● **Data**:
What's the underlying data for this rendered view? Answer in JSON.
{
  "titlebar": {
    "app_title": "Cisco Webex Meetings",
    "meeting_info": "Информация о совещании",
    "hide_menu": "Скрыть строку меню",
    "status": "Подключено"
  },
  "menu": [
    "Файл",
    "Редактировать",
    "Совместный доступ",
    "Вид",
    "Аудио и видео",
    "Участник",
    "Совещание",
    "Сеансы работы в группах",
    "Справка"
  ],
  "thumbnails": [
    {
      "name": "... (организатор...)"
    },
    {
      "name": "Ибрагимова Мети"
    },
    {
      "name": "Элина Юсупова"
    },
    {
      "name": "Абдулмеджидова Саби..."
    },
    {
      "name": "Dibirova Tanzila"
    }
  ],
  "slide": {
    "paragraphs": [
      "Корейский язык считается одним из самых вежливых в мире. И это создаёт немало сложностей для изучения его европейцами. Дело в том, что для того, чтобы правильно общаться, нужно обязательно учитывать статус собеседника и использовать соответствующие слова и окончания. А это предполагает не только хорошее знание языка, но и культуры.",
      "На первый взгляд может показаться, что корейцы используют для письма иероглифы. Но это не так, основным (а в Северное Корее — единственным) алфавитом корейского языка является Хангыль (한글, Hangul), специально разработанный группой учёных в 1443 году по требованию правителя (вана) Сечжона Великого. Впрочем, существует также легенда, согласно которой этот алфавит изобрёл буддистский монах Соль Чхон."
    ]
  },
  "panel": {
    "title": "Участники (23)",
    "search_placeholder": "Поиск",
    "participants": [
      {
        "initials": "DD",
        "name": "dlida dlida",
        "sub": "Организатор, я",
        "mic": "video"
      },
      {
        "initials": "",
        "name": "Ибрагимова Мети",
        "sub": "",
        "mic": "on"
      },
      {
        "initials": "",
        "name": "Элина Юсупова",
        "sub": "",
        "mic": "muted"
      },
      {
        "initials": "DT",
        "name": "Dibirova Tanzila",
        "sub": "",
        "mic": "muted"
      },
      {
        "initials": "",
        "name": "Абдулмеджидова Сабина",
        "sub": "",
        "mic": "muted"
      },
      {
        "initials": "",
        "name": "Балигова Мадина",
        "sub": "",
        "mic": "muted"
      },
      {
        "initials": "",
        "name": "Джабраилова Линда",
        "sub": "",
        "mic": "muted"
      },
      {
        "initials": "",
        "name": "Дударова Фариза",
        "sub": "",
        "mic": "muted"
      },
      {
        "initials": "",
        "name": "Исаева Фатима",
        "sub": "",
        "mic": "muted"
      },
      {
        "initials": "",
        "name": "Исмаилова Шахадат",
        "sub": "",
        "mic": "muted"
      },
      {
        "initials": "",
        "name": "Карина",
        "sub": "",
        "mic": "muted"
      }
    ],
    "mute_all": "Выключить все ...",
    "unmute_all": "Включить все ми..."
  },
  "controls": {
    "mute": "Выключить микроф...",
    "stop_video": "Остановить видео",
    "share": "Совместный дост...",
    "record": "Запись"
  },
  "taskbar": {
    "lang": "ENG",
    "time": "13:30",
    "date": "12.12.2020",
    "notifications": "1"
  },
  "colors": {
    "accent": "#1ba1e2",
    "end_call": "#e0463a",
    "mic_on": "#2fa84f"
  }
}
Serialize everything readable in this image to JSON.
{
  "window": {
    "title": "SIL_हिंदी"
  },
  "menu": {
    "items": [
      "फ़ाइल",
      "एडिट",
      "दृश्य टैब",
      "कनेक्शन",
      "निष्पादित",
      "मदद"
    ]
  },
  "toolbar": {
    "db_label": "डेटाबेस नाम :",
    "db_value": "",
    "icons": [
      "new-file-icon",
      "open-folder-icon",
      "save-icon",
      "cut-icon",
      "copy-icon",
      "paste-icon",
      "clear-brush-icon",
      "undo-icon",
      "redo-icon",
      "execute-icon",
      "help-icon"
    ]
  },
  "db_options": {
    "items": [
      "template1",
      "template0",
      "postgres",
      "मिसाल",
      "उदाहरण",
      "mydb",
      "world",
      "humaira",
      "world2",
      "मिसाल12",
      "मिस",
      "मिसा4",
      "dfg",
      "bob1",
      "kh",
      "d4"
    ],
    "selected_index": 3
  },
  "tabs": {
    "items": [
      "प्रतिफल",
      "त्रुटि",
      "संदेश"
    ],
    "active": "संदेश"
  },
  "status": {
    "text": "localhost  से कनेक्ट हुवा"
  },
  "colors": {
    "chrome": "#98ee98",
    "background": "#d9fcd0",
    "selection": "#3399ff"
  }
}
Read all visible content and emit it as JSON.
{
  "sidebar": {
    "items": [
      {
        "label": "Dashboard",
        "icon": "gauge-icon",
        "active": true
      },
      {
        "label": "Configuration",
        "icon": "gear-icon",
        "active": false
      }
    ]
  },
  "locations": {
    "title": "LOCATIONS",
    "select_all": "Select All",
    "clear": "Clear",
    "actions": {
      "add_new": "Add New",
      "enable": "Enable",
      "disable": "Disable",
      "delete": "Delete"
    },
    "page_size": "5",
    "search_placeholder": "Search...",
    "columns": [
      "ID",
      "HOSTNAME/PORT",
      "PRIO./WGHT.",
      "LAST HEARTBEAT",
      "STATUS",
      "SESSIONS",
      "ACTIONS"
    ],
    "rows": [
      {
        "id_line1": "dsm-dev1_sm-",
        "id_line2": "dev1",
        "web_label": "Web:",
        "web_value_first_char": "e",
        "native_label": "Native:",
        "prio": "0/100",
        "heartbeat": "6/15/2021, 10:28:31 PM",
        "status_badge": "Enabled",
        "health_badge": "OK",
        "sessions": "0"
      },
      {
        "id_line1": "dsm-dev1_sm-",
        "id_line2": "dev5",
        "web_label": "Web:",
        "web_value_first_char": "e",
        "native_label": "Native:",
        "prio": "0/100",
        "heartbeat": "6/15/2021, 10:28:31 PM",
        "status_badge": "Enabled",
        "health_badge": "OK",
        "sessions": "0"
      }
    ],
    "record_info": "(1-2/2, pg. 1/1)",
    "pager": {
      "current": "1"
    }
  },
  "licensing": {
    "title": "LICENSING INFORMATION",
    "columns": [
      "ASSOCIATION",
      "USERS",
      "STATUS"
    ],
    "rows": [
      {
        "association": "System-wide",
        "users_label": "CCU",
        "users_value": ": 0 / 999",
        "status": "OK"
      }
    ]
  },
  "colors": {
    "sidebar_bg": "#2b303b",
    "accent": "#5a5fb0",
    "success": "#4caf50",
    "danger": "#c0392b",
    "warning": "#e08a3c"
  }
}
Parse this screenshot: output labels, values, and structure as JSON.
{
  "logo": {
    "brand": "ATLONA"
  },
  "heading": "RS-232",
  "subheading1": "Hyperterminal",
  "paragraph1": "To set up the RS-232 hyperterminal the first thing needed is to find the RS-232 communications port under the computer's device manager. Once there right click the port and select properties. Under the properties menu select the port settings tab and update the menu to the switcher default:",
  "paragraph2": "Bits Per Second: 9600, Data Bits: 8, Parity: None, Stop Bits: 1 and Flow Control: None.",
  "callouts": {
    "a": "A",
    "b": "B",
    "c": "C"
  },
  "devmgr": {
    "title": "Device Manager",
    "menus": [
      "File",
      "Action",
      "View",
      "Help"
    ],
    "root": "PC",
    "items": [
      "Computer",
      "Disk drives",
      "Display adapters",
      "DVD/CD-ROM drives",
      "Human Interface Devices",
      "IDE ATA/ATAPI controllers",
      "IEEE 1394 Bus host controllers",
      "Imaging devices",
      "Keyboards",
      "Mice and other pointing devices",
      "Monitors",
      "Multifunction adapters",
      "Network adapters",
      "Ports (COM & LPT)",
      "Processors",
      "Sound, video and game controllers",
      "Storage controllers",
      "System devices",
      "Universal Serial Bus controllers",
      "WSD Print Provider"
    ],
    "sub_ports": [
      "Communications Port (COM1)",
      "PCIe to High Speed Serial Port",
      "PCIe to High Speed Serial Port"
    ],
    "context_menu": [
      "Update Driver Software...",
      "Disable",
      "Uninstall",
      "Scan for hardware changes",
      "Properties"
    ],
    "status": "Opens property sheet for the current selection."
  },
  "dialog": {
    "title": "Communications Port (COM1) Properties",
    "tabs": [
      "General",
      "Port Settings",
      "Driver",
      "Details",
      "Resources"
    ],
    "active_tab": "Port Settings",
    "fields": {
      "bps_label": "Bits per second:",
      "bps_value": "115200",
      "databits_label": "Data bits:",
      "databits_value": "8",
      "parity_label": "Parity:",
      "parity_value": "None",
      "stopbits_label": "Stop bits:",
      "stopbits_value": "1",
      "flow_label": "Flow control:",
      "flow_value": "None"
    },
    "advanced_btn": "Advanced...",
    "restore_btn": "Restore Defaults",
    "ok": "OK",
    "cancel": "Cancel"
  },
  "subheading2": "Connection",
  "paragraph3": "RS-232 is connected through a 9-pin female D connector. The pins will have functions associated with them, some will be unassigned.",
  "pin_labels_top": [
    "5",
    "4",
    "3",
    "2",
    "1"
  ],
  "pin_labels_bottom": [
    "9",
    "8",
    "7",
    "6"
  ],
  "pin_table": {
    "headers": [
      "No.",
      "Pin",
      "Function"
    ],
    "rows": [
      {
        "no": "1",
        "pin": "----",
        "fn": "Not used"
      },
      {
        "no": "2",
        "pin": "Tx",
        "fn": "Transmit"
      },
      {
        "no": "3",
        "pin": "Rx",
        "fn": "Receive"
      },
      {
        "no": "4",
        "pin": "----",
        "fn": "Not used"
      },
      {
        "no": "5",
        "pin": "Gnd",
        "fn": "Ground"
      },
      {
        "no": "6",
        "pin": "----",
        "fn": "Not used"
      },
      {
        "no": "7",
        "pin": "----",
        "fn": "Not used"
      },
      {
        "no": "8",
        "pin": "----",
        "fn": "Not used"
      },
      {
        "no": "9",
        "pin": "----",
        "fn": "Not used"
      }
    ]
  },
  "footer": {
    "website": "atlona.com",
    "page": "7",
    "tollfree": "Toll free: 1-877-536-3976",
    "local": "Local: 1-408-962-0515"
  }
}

● **Set exercise**: Show each line of the data that contains the string "Совместный".

● **Solution**:
    "Совместный доступ",
    "share": "Совместный дост...",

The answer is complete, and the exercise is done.